Problem requirements - Below are records to repeat exactly. Omit the pictures from the copy.

Extracted entries -
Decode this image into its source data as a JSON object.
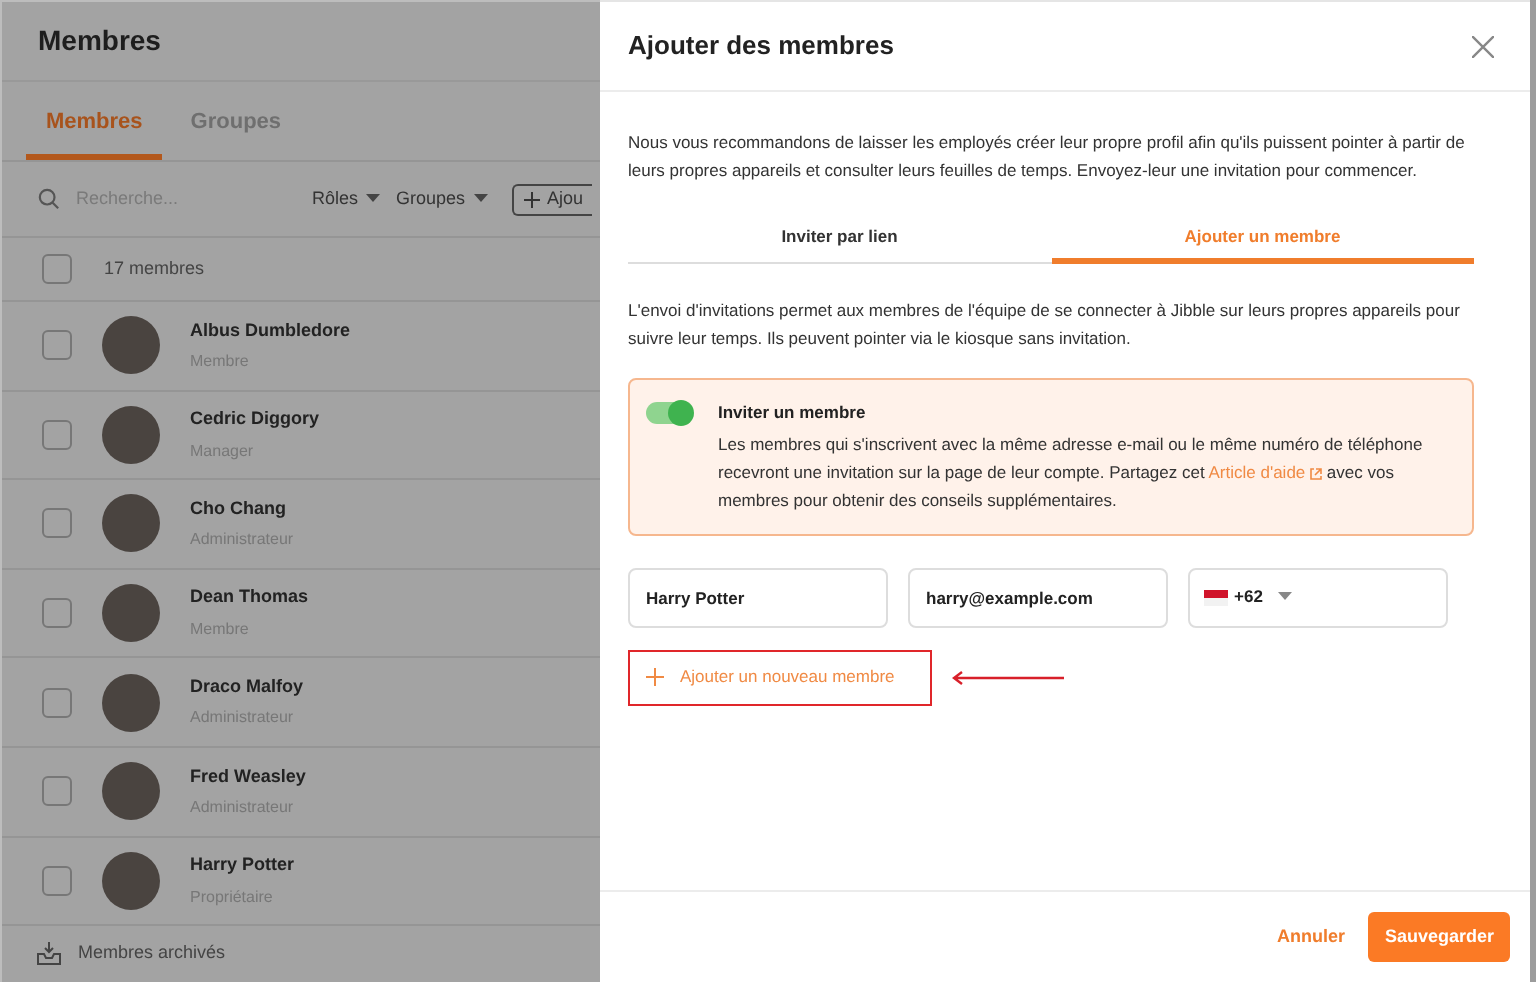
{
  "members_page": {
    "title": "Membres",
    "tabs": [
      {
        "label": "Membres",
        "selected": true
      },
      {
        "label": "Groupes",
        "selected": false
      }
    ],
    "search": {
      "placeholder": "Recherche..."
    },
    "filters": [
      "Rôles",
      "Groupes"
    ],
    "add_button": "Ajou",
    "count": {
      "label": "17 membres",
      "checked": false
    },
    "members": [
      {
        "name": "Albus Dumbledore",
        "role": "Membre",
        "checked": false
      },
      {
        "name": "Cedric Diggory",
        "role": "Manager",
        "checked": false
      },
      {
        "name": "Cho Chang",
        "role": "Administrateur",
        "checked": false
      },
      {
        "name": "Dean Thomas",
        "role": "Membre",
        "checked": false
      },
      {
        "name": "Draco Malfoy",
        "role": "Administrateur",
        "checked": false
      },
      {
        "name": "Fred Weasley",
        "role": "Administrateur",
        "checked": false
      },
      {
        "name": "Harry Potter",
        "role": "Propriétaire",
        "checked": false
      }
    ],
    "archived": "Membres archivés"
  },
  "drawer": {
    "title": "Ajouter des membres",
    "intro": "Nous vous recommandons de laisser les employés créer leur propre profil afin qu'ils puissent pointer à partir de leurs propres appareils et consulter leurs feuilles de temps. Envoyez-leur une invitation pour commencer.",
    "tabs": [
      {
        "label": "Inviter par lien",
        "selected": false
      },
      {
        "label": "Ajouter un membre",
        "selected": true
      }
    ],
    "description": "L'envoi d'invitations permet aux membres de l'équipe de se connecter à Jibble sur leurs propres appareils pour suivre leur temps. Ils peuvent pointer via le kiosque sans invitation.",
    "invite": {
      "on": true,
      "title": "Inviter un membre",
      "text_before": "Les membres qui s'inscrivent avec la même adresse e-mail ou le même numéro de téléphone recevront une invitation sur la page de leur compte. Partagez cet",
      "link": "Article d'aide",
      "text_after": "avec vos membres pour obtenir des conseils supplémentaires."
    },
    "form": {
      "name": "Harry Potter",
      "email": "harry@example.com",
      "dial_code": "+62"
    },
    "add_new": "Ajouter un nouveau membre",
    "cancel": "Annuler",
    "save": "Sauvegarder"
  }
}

Problem solution -
Decode this image into its source data as a JSON object.
{
  "members_page": {
    "title": "Membres",
    "tabs": [
      {
        "label": "Membres",
        "selected": true
      },
      {
        "label": "Groupes",
        "selected": false
      }
    ],
    "search": {
      "placeholder": "Recherche..."
    },
    "filters": [
      "Rôles",
      "Groupes"
    ],
    "add_button": "Ajou",
    "count": {
      "label": "17 membres",
      "checked": false
    },
    "members": [
      {
        "name": "Albus Dumbledore",
        "role": "Membre",
        "checked": false
      },
      {
        "name": "Cedric Diggory",
        "role": "Manager",
        "checked": false
      },
      {
        "name": "Cho Chang",
        "role": "Administrateur",
        "checked": false
      },
      {
        "name": "Dean Thomas",
        "role": "Membre",
        "checked": false
      },
      {
        "name": "Draco Malfoy",
        "role": "Administrateur",
        "checked": false
      },
      {
        "name": "Fred Weasley",
        "role": "Administrateur",
        "checked": false
      },
      {
        "name": "Harry Potter",
        "role": "Propriétaire",
        "checked": false
      }
    ],
    "archived": "Membres archivés"
  },
  "drawer": {
    "title": "Ajouter des membres",
    "intro": "Nous vous recommandons de laisser les employés créer leur propre profil afin qu'ils puissent pointer à partir de leurs propres appareils et consulter leurs feuilles de temps. Envoyez-leur une invitation pour commencer.",
    "tabs": [
      {
        "label": "Inviter par lien",
        "selected": false
      },
      {
        "label": "Ajouter un membre",
        "selected": true
      }
    ],
    "description": "L'envoi d'invitations permet aux membres de l'équipe de se connecter à Jibble sur leurs propres appareils pour suivre leur temps. Ils peuvent pointer via le kiosque sans invitation.",
    "invite": {
      "on": true,
      "title": "Inviter un membre",
      "text_before": "Les membres qui s'inscrivent avec la même adresse e-mail ou le même numéro de téléphone recevront une invitation sur la page de leur compte. Partagez cet",
      "link": "Article d'aide",
      "text_after": "avec vos membres pour obtenir des conseils supplémentaires."
    },
    "form": {
      "name": "Harry Potter",
      "email": "harry@example.com",
      "dial_code": "+62"
    },
    "add_new": "Ajouter un nouveau membre",
    "cancel": "Annuler",
    "save": "Sauvegarder"
  }
}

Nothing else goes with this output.